Saved entries
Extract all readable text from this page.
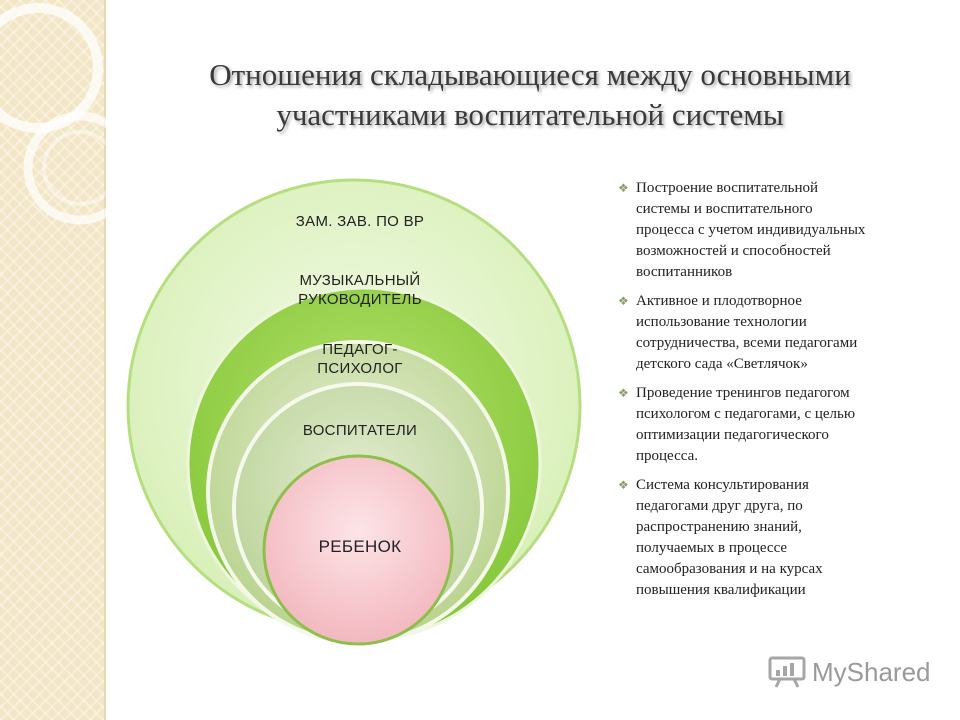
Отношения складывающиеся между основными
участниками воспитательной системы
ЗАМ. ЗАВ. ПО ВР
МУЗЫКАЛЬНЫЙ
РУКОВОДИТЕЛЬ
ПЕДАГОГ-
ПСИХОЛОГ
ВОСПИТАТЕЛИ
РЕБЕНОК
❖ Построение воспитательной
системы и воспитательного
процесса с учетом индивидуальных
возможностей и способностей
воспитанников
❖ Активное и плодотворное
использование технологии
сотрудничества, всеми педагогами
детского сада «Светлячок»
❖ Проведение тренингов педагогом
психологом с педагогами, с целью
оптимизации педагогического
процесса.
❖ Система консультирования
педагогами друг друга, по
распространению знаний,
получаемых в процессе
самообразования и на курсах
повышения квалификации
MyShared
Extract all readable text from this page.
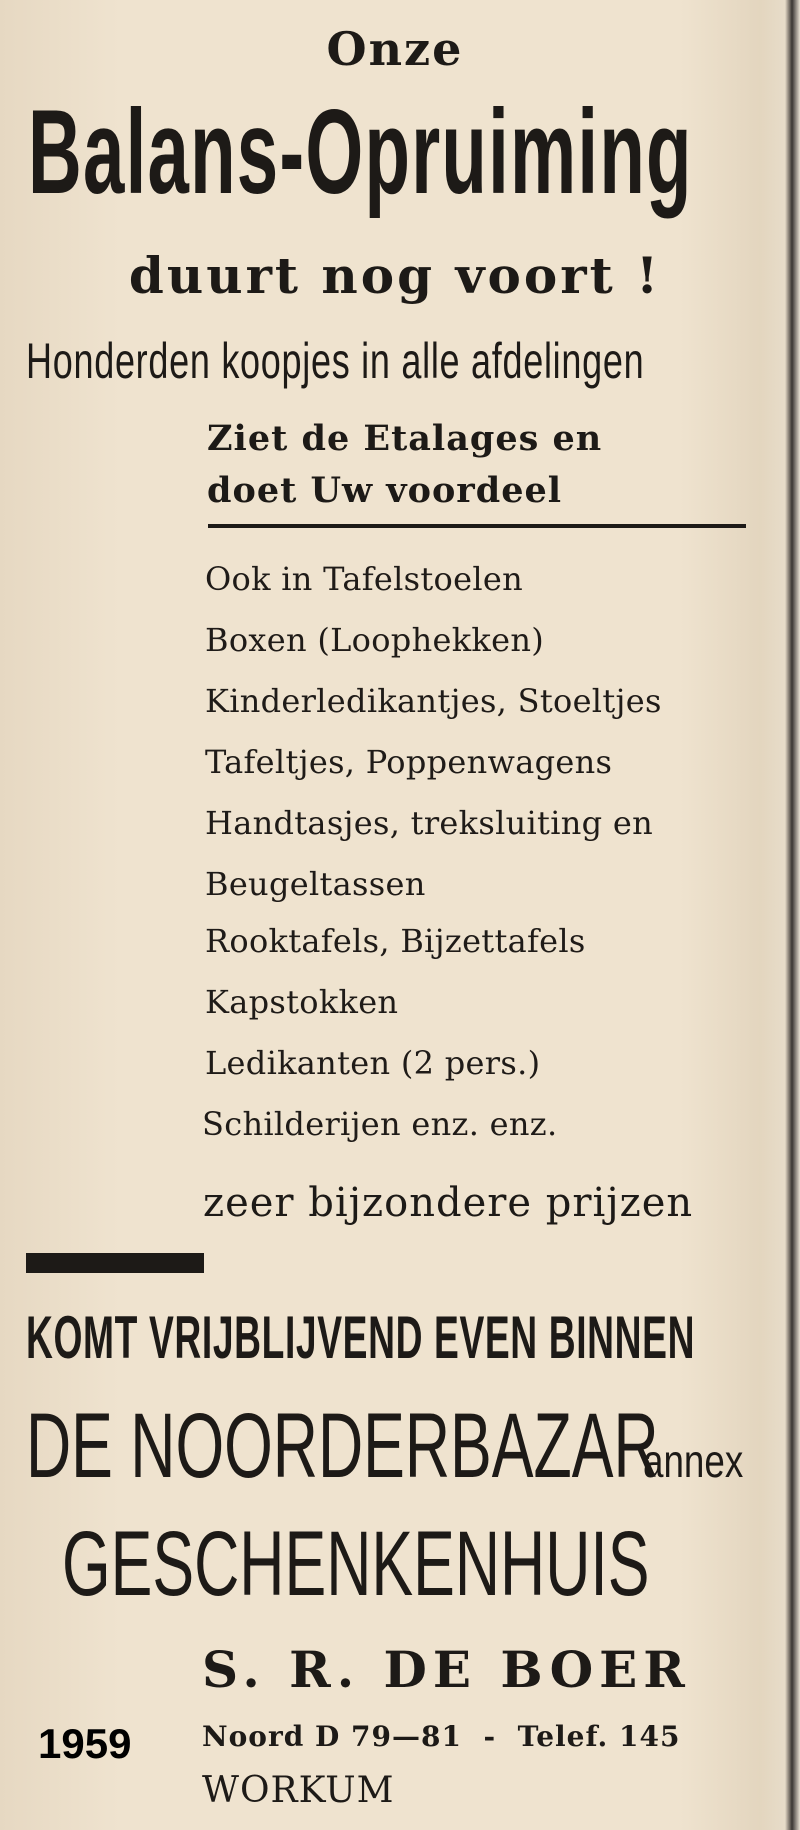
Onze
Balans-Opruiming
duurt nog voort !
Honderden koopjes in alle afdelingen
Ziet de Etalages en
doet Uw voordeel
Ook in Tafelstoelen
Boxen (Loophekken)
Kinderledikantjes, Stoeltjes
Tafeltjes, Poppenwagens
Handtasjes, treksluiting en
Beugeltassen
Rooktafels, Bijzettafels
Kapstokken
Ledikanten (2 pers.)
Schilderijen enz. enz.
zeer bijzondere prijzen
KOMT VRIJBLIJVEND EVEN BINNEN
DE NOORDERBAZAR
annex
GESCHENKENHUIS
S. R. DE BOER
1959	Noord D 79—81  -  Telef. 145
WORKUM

* * *

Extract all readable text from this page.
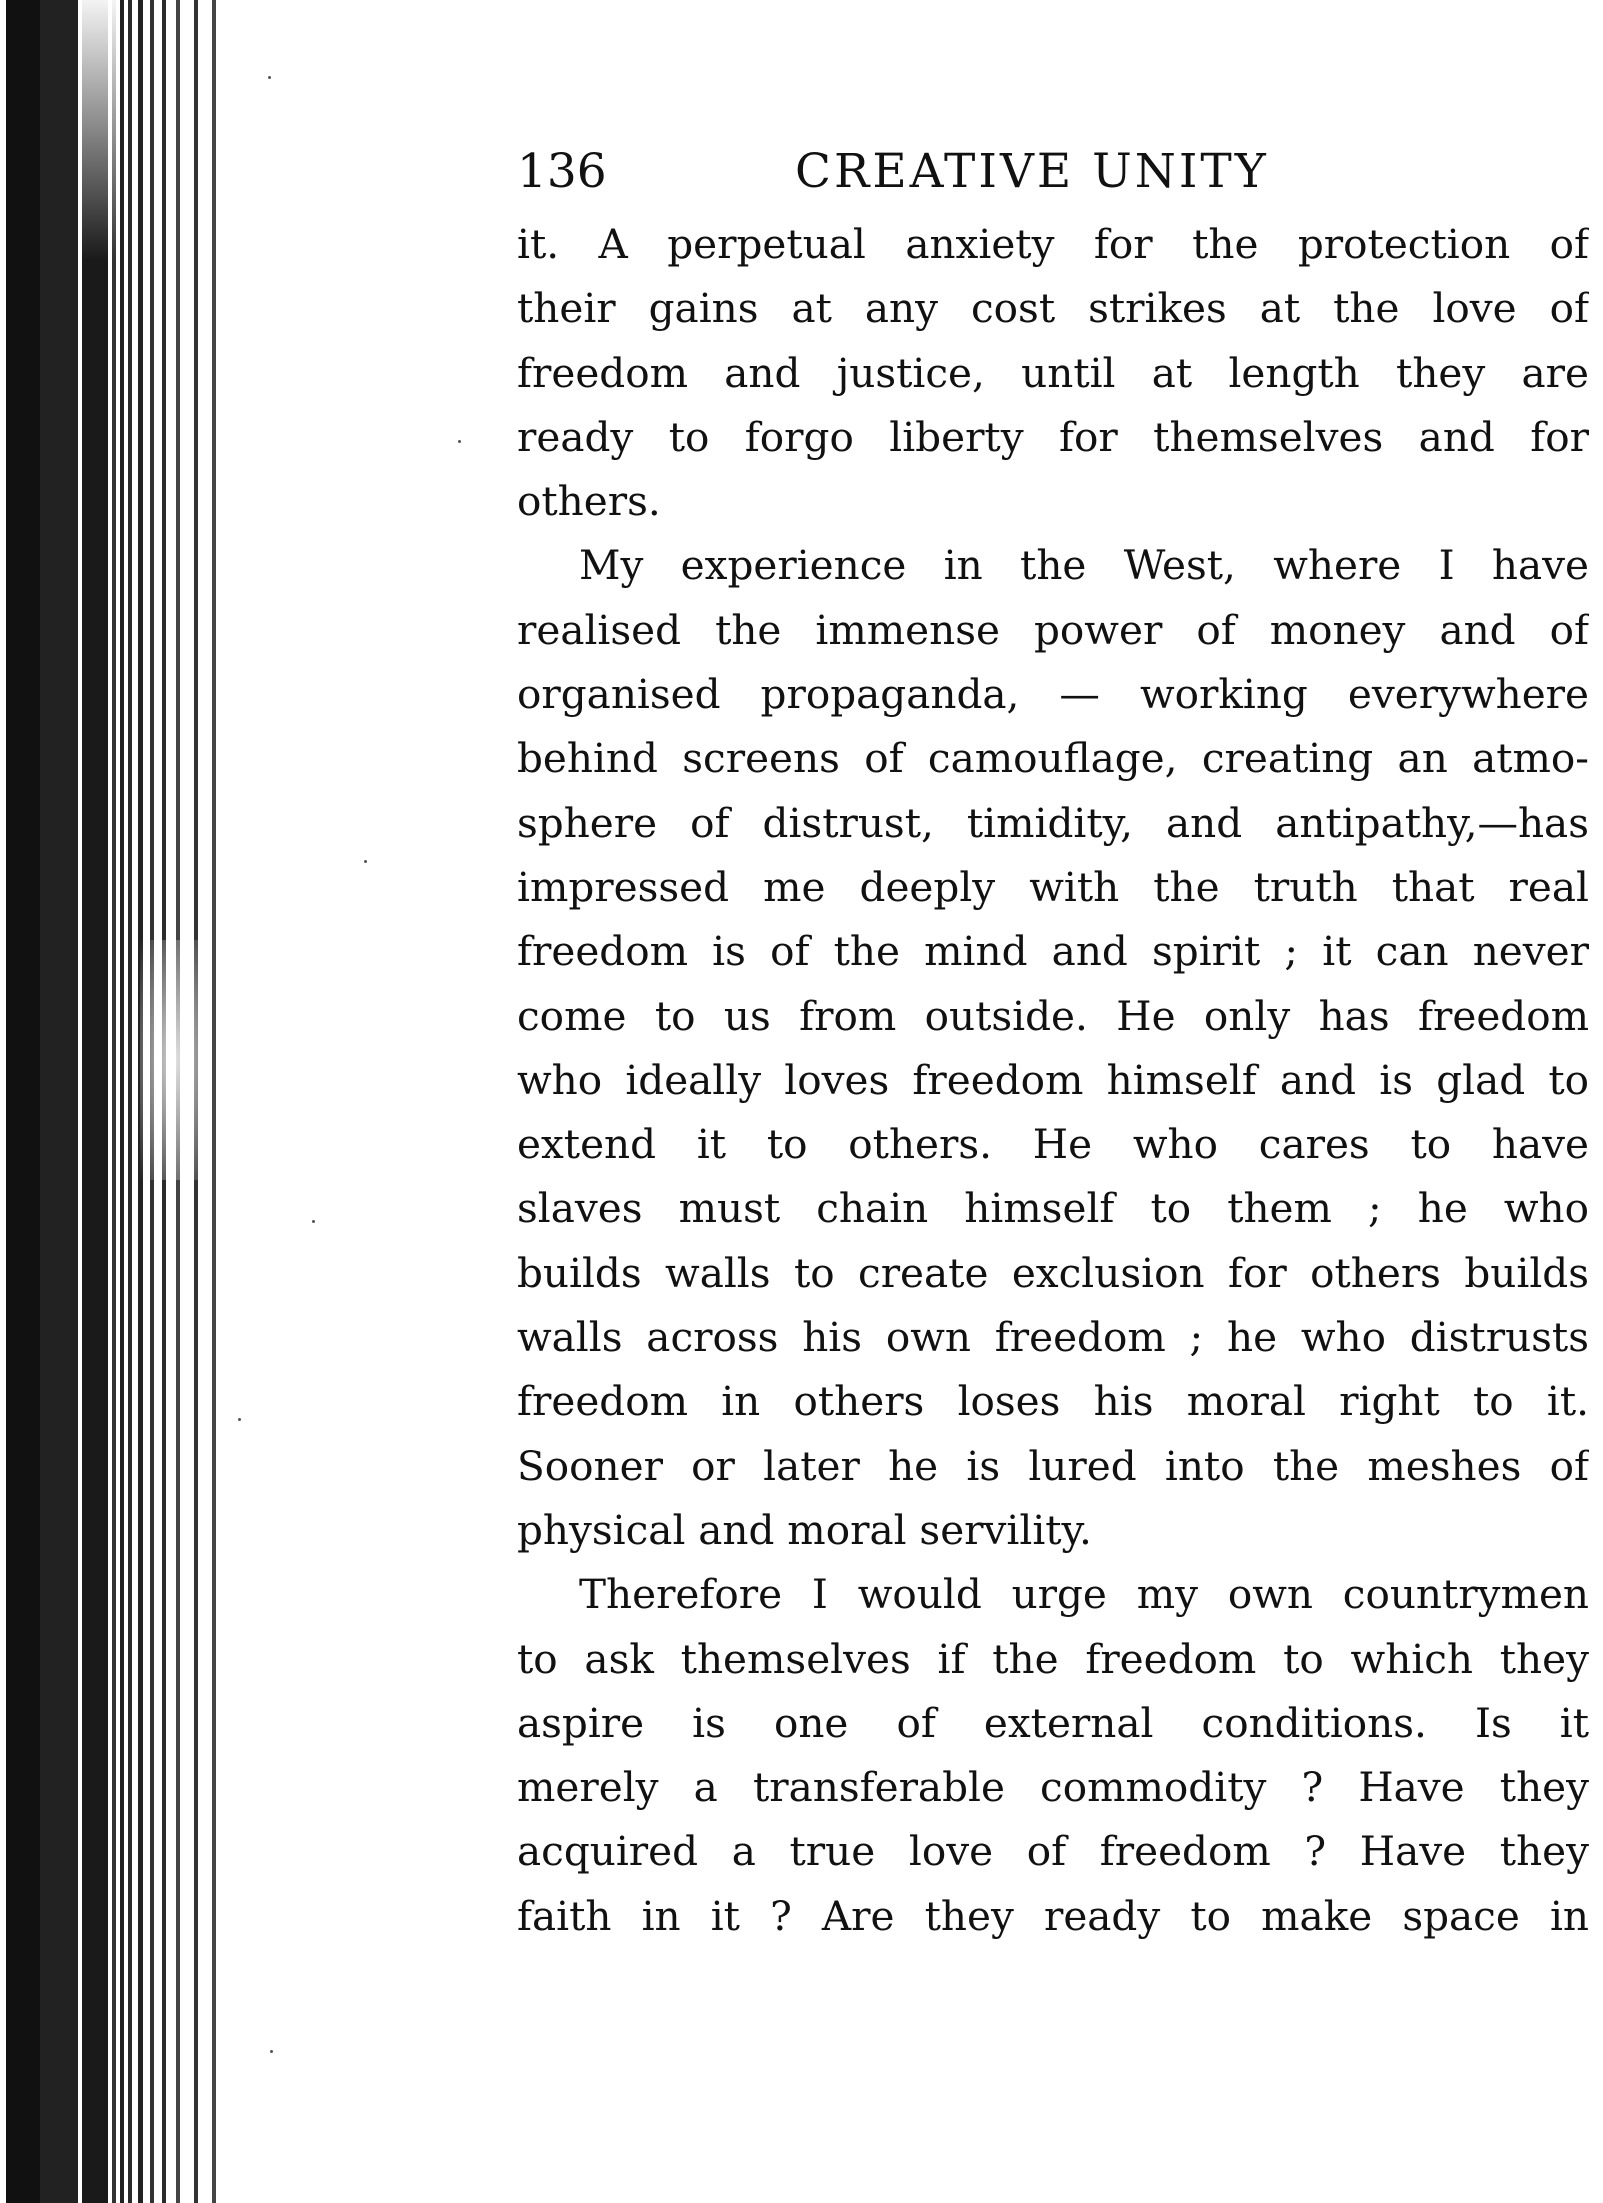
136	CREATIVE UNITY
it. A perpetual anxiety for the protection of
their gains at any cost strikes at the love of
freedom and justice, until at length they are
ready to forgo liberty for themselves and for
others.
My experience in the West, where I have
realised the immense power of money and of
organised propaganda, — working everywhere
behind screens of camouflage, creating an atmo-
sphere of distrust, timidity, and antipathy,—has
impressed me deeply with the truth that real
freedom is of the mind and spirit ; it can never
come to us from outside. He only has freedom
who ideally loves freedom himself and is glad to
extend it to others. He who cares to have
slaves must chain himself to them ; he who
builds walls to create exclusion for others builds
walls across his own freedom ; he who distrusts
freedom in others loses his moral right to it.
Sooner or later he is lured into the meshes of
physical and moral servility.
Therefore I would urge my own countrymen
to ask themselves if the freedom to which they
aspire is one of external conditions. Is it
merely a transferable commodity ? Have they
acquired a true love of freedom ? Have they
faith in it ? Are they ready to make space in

**Set task:**
Lines that hold the word "freedom" are the ones to return, every one of them.

**Result for this task:**
freedom and justice, until at length they are
freedom is of the mind and spirit ; it can never
come to us from outside. He only has freedom
who ideally loves freedom himself and is glad to
walls across his own freedom ; he who distrusts
freedom in others loses his moral right to it.
to ask themselves if the freedom to which they
acquired a true love of freedom ? Have they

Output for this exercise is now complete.